BEGIN SUPPLIED DATA

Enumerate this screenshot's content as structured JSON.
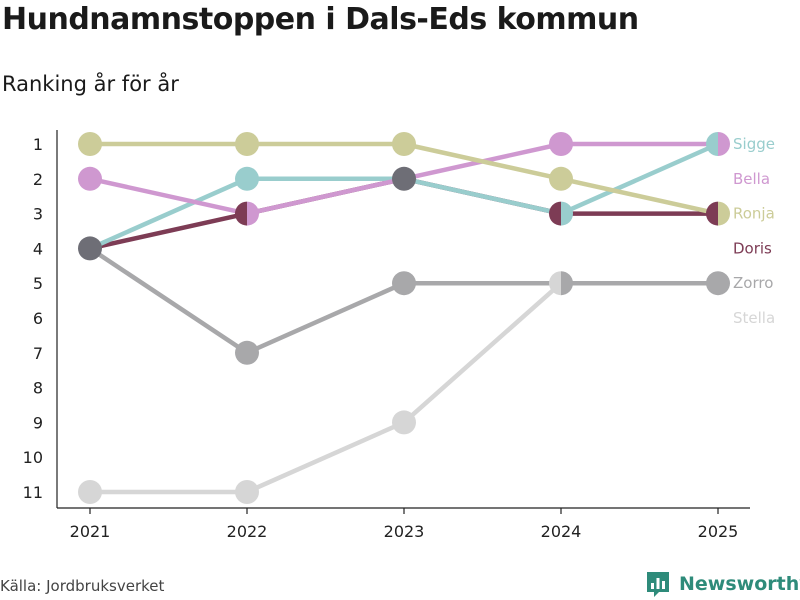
{
  "header": {
    "title": "Hundnamnstoppen i Dals-Eds kommun",
    "subtitle": "Ranking år för år"
  },
  "footer": {
    "source": "Källa: Jordbruksverket",
    "brand": "Newsworthy",
    "brand_icon": "bar-chart-logo-icon"
  },
  "chart_data": {
    "type": "line",
    "title": "Hundnamnstoppen i Dals-Eds kommun",
    "subtitle": "Ranking år för år",
    "xlabel": "",
    "ylabel": "",
    "x": [
      "2021",
      "2022",
      "2023",
      "2024",
      "2025"
    ],
    "y_ticks": [
      "1",
      "2",
      "3",
      "4",
      "5",
      "6",
      "7",
      "8",
      "9",
      "10",
      "11"
    ],
    "ylim": [
      1,
      11
    ],
    "y_reversed": true,
    "series": [
      {
        "name": "Stella",
        "color": "#d6d6d6",
        "values": [
          11,
          11,
          9,
          5,
          null
        ]
      },
      {
        "name": "Zorro",
        "color": "#a8a8aa",
        "values": [
          4,
          7,
          5,
          5,
          5
        ]
      },
      {
        "name": "Doris",
        "color": "#7d3c55",
        "values": [
          4,
          3,
          2,
          3,
          3
        ]
      },
      {
        "name": "Sigge",
        "color": "#99cdcd",
        "values": [
          4,
          2,
          2,
          3,
          1
        ]
      },
      {
        "name": "Bella",
        "color": "#cf98d0",
        "values": [
          2,
          3,
          2,
          1,
          1
        ]
      },
      {
        "name": "Ronja",
        "color": "#cccc99",
        "values": [
          1,
          1,
          1,
          2,
          3
        ]
      }
    ],
    "overlap_color": "#6e6e76",
    "legend": "right"
  }
}
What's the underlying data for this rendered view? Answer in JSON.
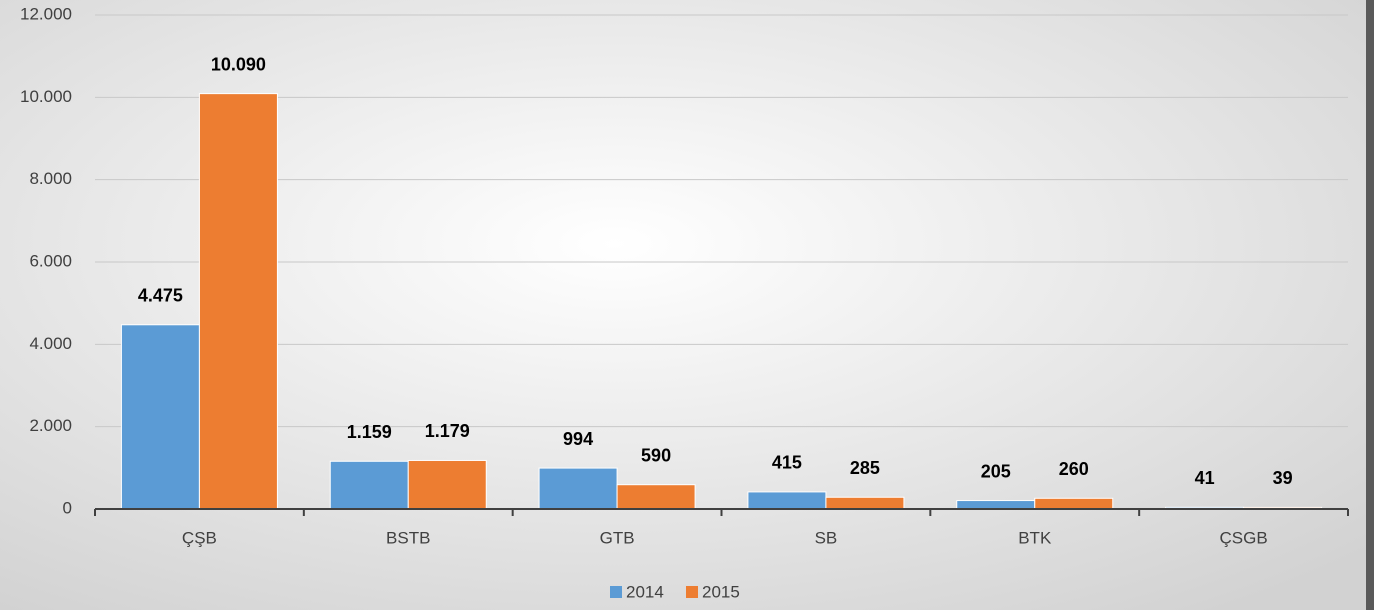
{
  "chart_data": {
    "type": "bar",
    "categories": [
      "ÇŞB",
      "BSTB",
      "GTB",
      "SB",
      "BTK",
      "ÇSGB"
    ],
    "series": [
      {
        "name": "2014",
        "color": "#5b9bd5",
        "values": [
          4475,
          1159,
          994,
          415,
          205,
          41
        ],
        "value_labels": [
          "4.475",
          "1.159",
          "994",
          "415",
          "205",
          "41"
        ]
      },
      {
        "name": "2015",
        "color": "#ed7d31",
        "values": [
          10090,
          1179,
          590,
          285,
          260,
          39
        ],
        "value_labels": [
          "10.090",
          "1.179",
          "590",
          "285",
          "260",
          "39"
        ]
      }
    ],
    "ylim": [
      0,
      12000
    ],
    "yticks": [
      0,
      {
        "value": 2000,
        "label": "2.000"
      },
      {
        "value": 4000,
        "label": "4.000"
      },
      {
        "value": 6000,
        "label": "6.000"
      },
      {
        "value": 8000,
        "label": "8.000"
      },
      {
        "value": 10000,
        "label": "10.000"
      },
      {
        "value": 12000,
        "label": "12.000"
      }
    ],
    "grid": true,
    "legend": "bottom"
  }
}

END SUPPLIED DATA

PROBLEM DETAILS ::
Reproduce each line holding the word "JSON".

RESPONSE ::
Enumerate this screenshot's content as structured JSON.
What's the underlying data for this rendered view? Answer in JSON.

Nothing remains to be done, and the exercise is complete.